• Passage to read:
((

Windy is great. The map is appealing, but be sure to check out the forecast view for a particular location. Also make sure you try different locations. I'm in the Salish Sea on Orcas Island in the San Juans and because we have a lot of topography here mixed with ocean, we have a lot of local effects, contour winds and so on and there are big differences between locations.
Also note that Windy can get it wrong. I grew up in Cape Town and forecasting there is easy compared to here because it's the tip of Africa surrounded by Atlantic and Indian Ocean. Here it's very mixed with land, sea, big 11,000ft mountain ranges like the Olympics and so on and this region is hard to forecast. For where we are, the forecasts - and Windy's map specifically - is wrong fairly often.
A trick that a lot of folks don't know about is using ATIS, AWOS or ASOS at a local airport or airfield. If you want to know what the weather is at a given location, find a nearby airport, get their ATIS (or AWOS or ASOS) phone number and you can call and get a real-time report that is extremely accurate. I do this for KORS, our local airfield all the time. You can get this data off Foreflight although I'm sure there are plenty of free alternatives. Obviously it's current weather, not forecast, but it's often helpful.
> , find a nearby airport, get their ATIS (or AWOS or ASOS) phone number and you can call and get a real-time report.
Obviously it's current weather, not forecast, but it's often helpful.
The US Government makes both METARs (current report) and TAFs (area forecast) available online. You can also get PIREPs (pilot reports) if you are interested in the conditions in the air.
"If you want to know what the weather is at a given location, find a nearby airport, get their ATIS (or AWOS or ASOS) phone number and you can call and get a real-time report that is extremely accurate."
You live in a beautiful area. I grew up scouting around there...on one trip we were invited to embark & leave Eastsound earlier than anticipated because a couple of our members decided to "casually" lift some cigars from a store there (IIRC). xD Thanks for the ATIS info too. I wonder if it's the same type of message I hear on non-noaa VHF from nearby.
Another thing to consider is the difference between a global scale forecast mode (GFS, ECMWF) and a mesoscale model (HRRR, NAM, RAP). The later uses a much smaller grid size and can take into account terrain. In a place the the San Juan's (and the PNW in general), a lot of the weather patterns are coastal terrain driven so these models can be much more accurate. They catch is, they don't see out of far due to their higher computational complexity.
Here is a great resource to read up on the various models (there are far more than Windy offers): https://luckgrib.com/models/
1000% agree! I sail and Windy is great for an idea of what is going to happen, but no substitute for what is actually happening on the water, i.e., the fine-tuned weather that is necessary to sail a boat. If you want to know a hurricane is coming or the potential for a "weather event," then Windy is truly your friend. Otherwise, what the OP wrote is totally necessary. For sailing, you want to look at lighthouse weather data (e.g., NOAA) and the numerous buoy systems (e.g., https://buoybay.noaa.gov/) really are your friend.

))

• Material supplied:
((

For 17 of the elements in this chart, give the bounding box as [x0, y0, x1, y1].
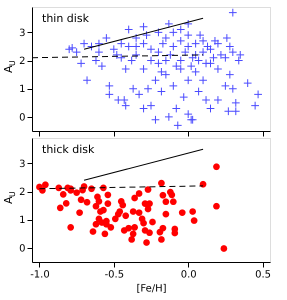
annotation: thin disk [42, 12, 90, 25]
y-tick-label: 1 [19, 84, 26, 96]
y-axis-title: AU [2, 191, 17, 204]
y-tick-label: 0 [19, 112, 26, 124]
x-tick-label: -1.0 [30, 270, 50, 280]
x-tick-label: 0.5 [255, 270, 272, 280]
x-tick-label: -0.5 [104, 270, 124, 280]
y-tick-label: 0 [19, 243, 26, 254]
x-axis-title: [Fe/H] [136, 284, 167, 294]
annotation: thick disk [42, 143, 96, 156]
y-tick-label: 2 [19, 187, 26, 198]
y-axis-title: AU [2, 60, 17, 73]
y-tick-label: 3 [19, 158, 26, 170]
y-tick-label: 1 [19, 215, 26, 226]
x-tick-label: 0.0 [180, 270, 197, 280]
y-tick-label: 2 [19, 56, 26, 68]
y-tick-label: 3 [19, 28, 26, 39]
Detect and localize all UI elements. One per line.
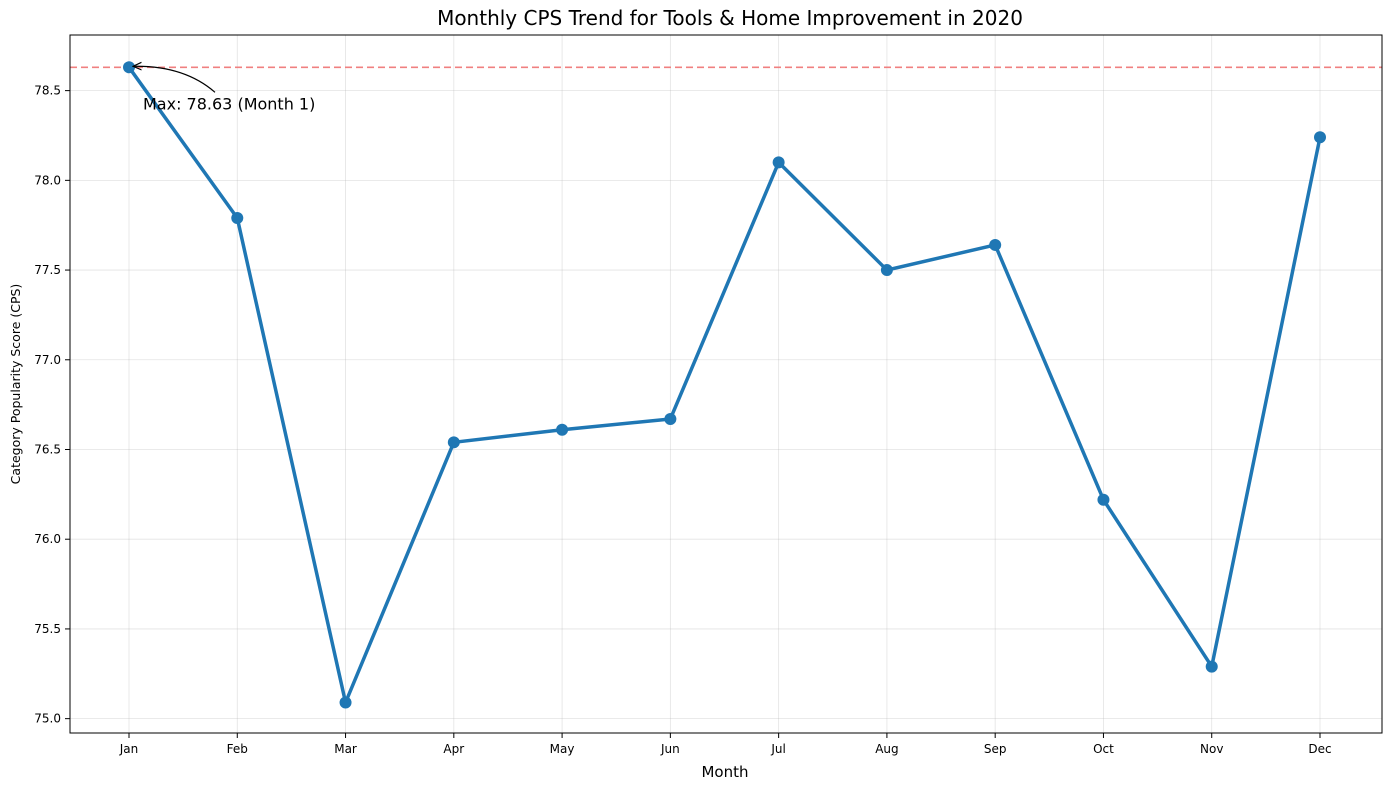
x-tick-label: May [550, 742, 575, 756]
x-tick-label: Aug [875, 742, 898, 756]
y-tick-label: 78.0 [34, 173, 61, 187]
data-point [772, 156, 785, 169]
data-point [664, 412, 677, 425]
x-tick-label: Sep [984, 742, 1007, 756]
y-axis: 75.0 75.5 76.0 76.5 77.0 77.5 78.0 78.5 [34, 84, 70, 726]
y-tick-label: 77.0 [34, 353, 61, 367]
y-tick-label: 75.5 [34, 622, 61, 636]
x-axis-label: Month [701, 763, 748, 781]
y-tick-label: 76.0 [34, 532, 61, 546]
y-tick-label: 78.5 [34, 84, 61, 98]
data-point [1205, 660, 1218, 673]
series-line [127, 65, 1322, 705]
x-axis: Jan Feb Mar Apr May Jun Jul Aug Sep Oct Nov Dec [119, 733, 1332, 756]
data-point [339, 696, 352, 709]
data-point [123, 61, 135, 74]
x-tick-label: Jul [770, 742, 785, 756]
x-tick-label: Apr [443, 742, 464, 756]
data-point [231, 212, 244, 225]
y-axis-label: Category Popularity Score (CPS) [8, 284, 23, 485]
plot-frame [69, 34, 1383, 734]
data-point [1097, 493, 1110, 506]
x-tick-label: Feb [227, 742, 248, 756]
data-point [989, 238, 1002, 251]
x-tick-label: Nov [1200, 742, 1223, 756]
data-point [556, 423, 569, 436]
x-tick-label: Oct [1093, 742, 1114, 756]
chart-title: Monthly CPS Trend for Tools & Home Impro… [437, 6, 1023, 30]
x-tick-label: Jan [119, 742, 139, 756]
annotation-text: Max: 78.63 (Month 1) [143, 94, 315, 113]
data-point [447, 436, 460, 449]
y-tick-label: 76.5 [34, 442, 61, 456]
x-tick-label: Mar [334, 742, 357, 756]
annotation-group: Max: 78.63 (Month 1) [133, 66, 315, 113]
data-point [880, 264, 893, 277]
series-group [123, 61, 1326, 709]
data-point [1314, 131, 1326, 144]
y-tick-label: 75.0 [34, 712, 61, 726]
annotation-arrow [133, 66, 216, 93]
x-tick-label: Jun [660, 742, 680, 756]
grid [70, 35, 1382, 733]
x-tick-label: Dec [1308, 742, 1331, 756]
y-tick-label: 77.5 [34, 263, 61, 277]
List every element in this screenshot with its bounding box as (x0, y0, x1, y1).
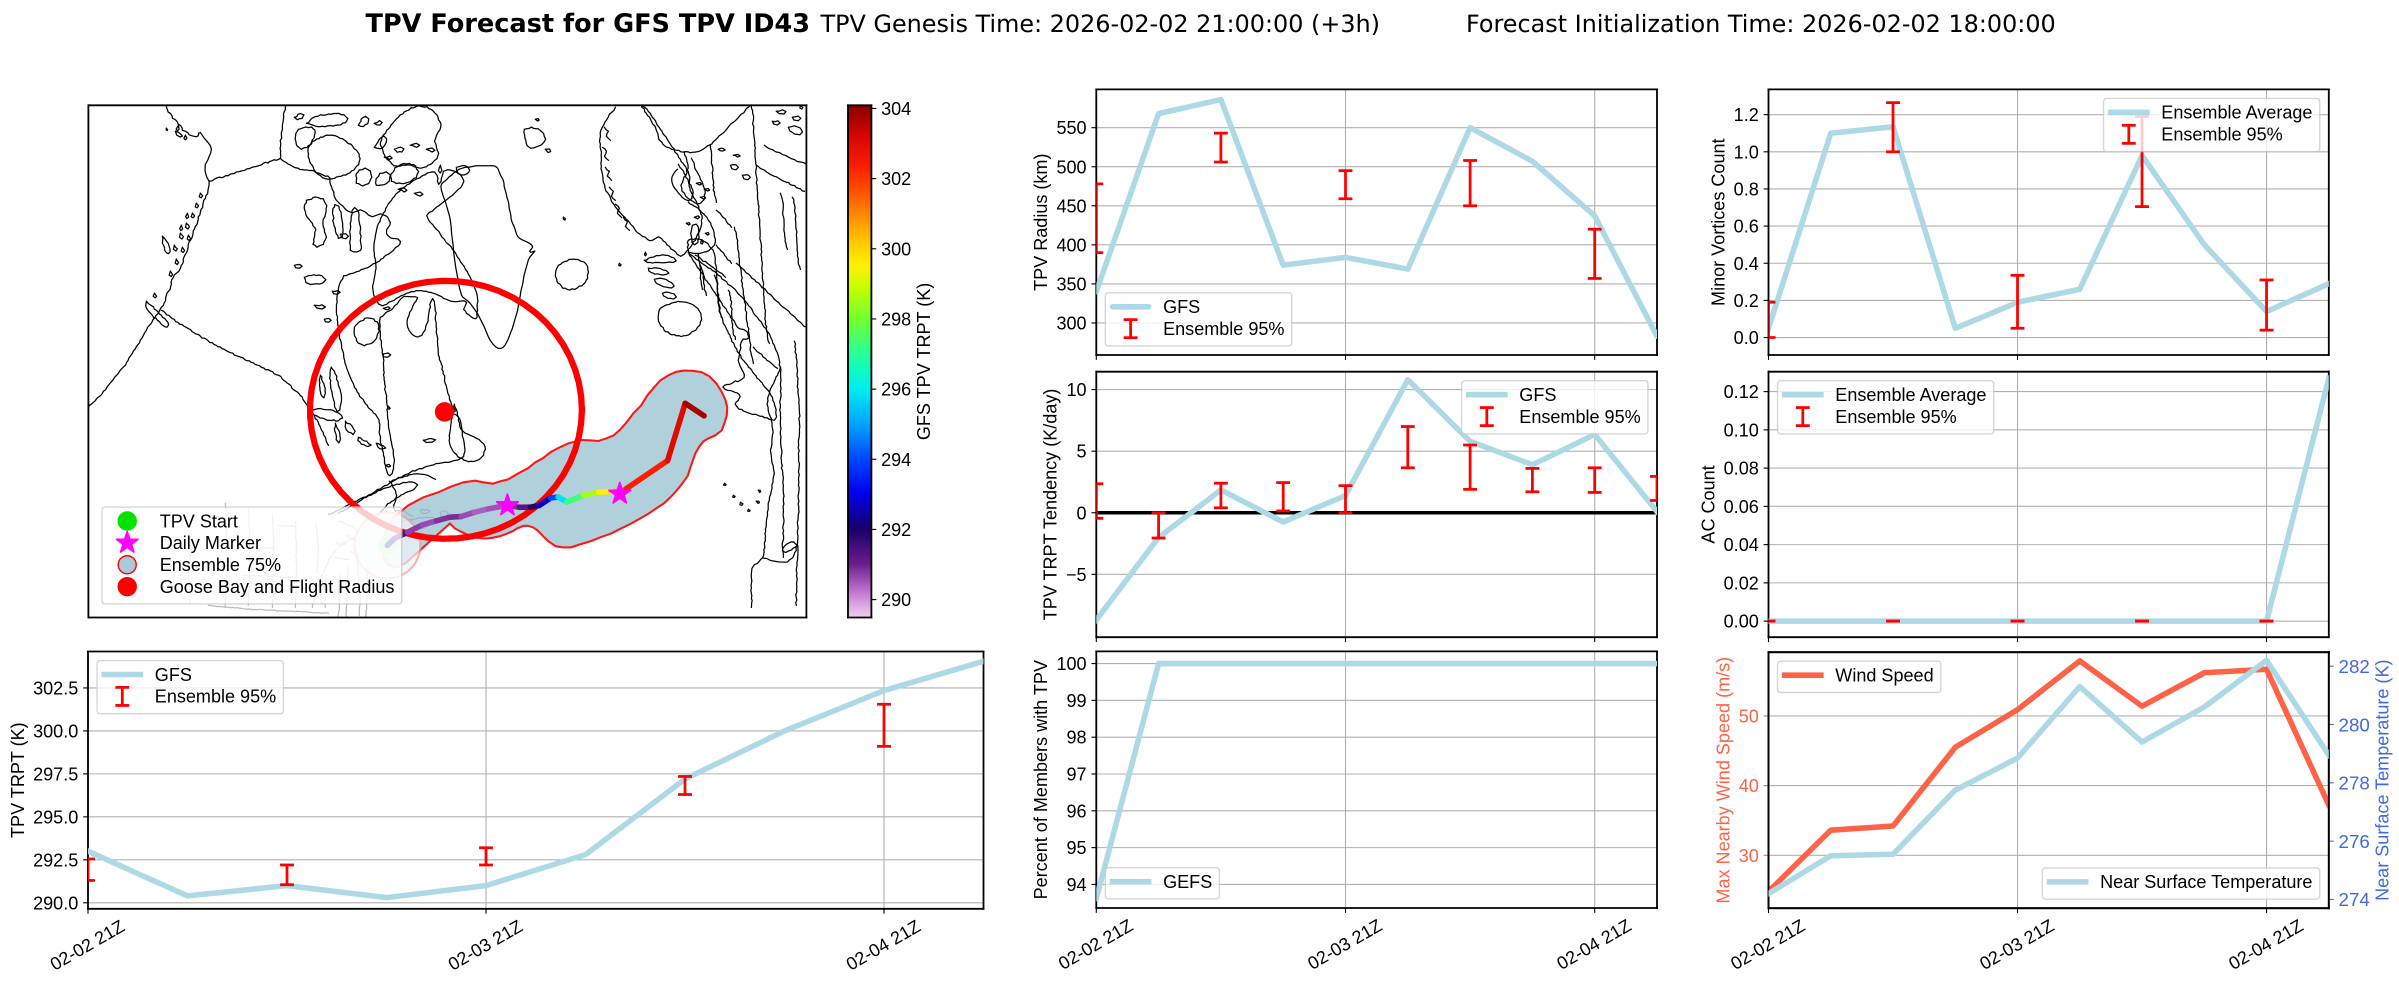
svg-text:500: 500 (1056, 157, 1086, 177)
svg-text:Ensemble 95%: Ensemble 95% (155, 687, 276, 707)
svg-text:Wind Speed: Wind Speed (1835, 666, 1933, 686)
svg-text:GFS: GFS (1163, 297, 1200, 317)
svg-text:302: 302 (881, 169, 911, 189)
svg-text:280: 280 (2339, 714, 2370, 735)
svg-text:10: 10 (1066, 380, 1086, 400)
svg-text:Goose Bay and Flight Radius: Goose Bay and Flight Radius (160, 577, 395, 597)
svg-text:350: 350 (1056, 274, 1086, 294)
svg-text:94: 94 (1066, 875, 1086, 895)
svg-text:TPV Radius (km): TPV Radius (km) (1031, 154, 1051, 291)
svg-text:276: 276 (2339, 831, 2370, 852)
svg-text:0.0: 0.0 (1734, 328, 1759, 348)
svg-text:278: 278 (2339, 773, 2370, 794)
svg-text:282: 282 (2339, 656, 2370, 677)
svg-text:Ensemble 75%: Ensemble 75% (160, 555, 281, 575)
svg-text:290: 290 (881, 590, 911, 610)
svg-text:Near Surface Temperature: Near Surface Temperature (2100, 872, 2312, 892)
svg-text:Minor Vortices Count: Minor Vortices Count (1708, 138, 1728, 306)
svg-text:Ensemble 95%: Ensemble 95% (1163, 319, 1284, 339)
svg-text:97: 97 (1066, 765, 1086, 785)
svg-text:0.4: 0.4 (1734, 254, 1759, 274)
svg-text:400: 400 (1056, 235, 1086, 255)
svg-text:0.6: 0.6 (1734, 217, 1759, 237)
svg-text:GFS: GFS (155, 665, 192, 685)
svg-text:TPV TRPT (K): TPV TRPT (K) (8, 722, 28, 838)
svg-text:296: 296 (881, 380, 911, 400)
svg-text:0.12: 0.12 (1724, 382, 1759, 402)
svg-text:95: 95 (1066, 838, 1086, 858)
svg-text:5: 5 (1077, 442, 1087, 462)
svg-text:GFS TPV TRPT (K): GFS TPV TRPT (K) (914, 283, 934, 440)
svg-text:30: 30 (1739, 846, 1759, 866)
svg-text:0.2: 0.2 (1734, 291, 1759, 311)
svg-text:292: 292 (881, 520, 911, 540)
svg-text:Ensemble Average: Ensemble Average (2161, 103, 2312, 123)
svg-text:AC Count: AC Count (1698, 465, 1718, 543)
svg-text:96: 96 (1066, 801, 1086, 821)
svg-text:98: 98 (1066, 728, 1086, 748)
svg-text:550: 550 (1056, 118, 1086, 138)
svg-text:292.5: 292.5 (33, 850, 78, 870)
svg-text:304: 304 (881, 99, 911, 119)
svg-text:1.0: 1.0 (1734, 142, 1759, 162)
svg-text:Ensemble 95%: Ensemble 95% (2161, 125, 2282, 145)
svg-text:GEFS: GEFS (1163, 872, 1212, 892)
svg-text:302.5: 302.5 (33, 678, 78, 698)
svg-text:TPV Start: TPV Start (160, 511, 238, 531)
svg-text:−5: −5 (1066, 565, 1087, 585)
svg-text:0.02: 0.02 (1724, 573, 1759, 593)
svg-text:Percent of Members with TPV: Percent of Members with TPV (1031, 660, 1051, 899)
svg-text:300.0: 300.0 (33, 721, 78, 741)
svg-text:0.04: 0.04 (1724, 535, 1759, 555)
svg-text:300: 300 (1056, 314, 1086, 334)
svg-text:40: 40 (1739, 776, 1759, 796)
svg-text:294: 294 (881, 450, 911, 470)
svg-text:274: 274 (2339, 889, 2370, 910)
svg-text:0: 0 (1077, 503, 1087, 523)
svg-text:100: 100 (1056, 654, 1086, 674)
svg-text:Ensemble 95%: Ensemble 95% (1519, 407, 1640, 427)
svg-text:300: 300 (881, 239, 911, 259)
svg-text:0.10: 0.10 (1724, 420, 1759, 440)
svg-text:1.2: 1.2 (1734, 105, 1759, 125)
svg-text:50: 50 (1739, 706, 1759, 726)
svg-text:0.06: 0.06 (1724, 497, 1759, 517)
svg-text:Near Surface Temperature (K): Near Surface Temperature (K) (2372, 659, 2392, 900)
svg-text:Ensemble Average: Ensemble Average (1835, 385, 1986, 405)
svg-text:295.0: 295.0 (33, 807, 78, 827)
svg-text:Daily Marker: Daily Marker (160, 533, 261, 553)
svg-text:297.5: 297.5 (33, 764, 78, 784)
svg-text:0.8: 0.8 (1734, 179, 1759, 199)
svg-text:450: 450 (1056, 196, 1086, 216)
svg-text:TPV TRPT Tendency (K/day): TPV TRPT Tendency (K/day) (1041, 389, 1061, 621)
svg-text:290.0: 290.0 (33, 893, 78, 913)
svg-text:GFS: GFS (1519, 385, 1556, 405)
svg-text:Max Nearby Wind Speed (m/s): Max Nearby Wind Speed (m/s) (1713, 657, 1733, 904)
svg-text:Ensemble 95%: Ensemble 95% (1835, 407, 1956, 427)
svg-text:298: 298 (881, 309, 911, 329)
svg-text:99: 99 (1066, 691, 1086, 711)
svg-text:0.08: 0.08 (1724, 459, 1759, 479)
svg-text:0.00: 0.00 (1724, 612, 1759, 632)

))

• What you will do: Rewrite the passage of the Windy forecasting discussion from "Windy is great." up to and including "differences between locations.", replacing "appealing" with "attractive".

• Final answer:
Windy is great. The map is attractive, but be sure to check out the forecast view for a particular location. Also make sure you try different locations. I'm in the Salish Sea on Orcas Island in the San Juans and because we have a lot of topography here mixed with ocean, we have a lot of local effects, contour winds and so on and there are big differences between locations.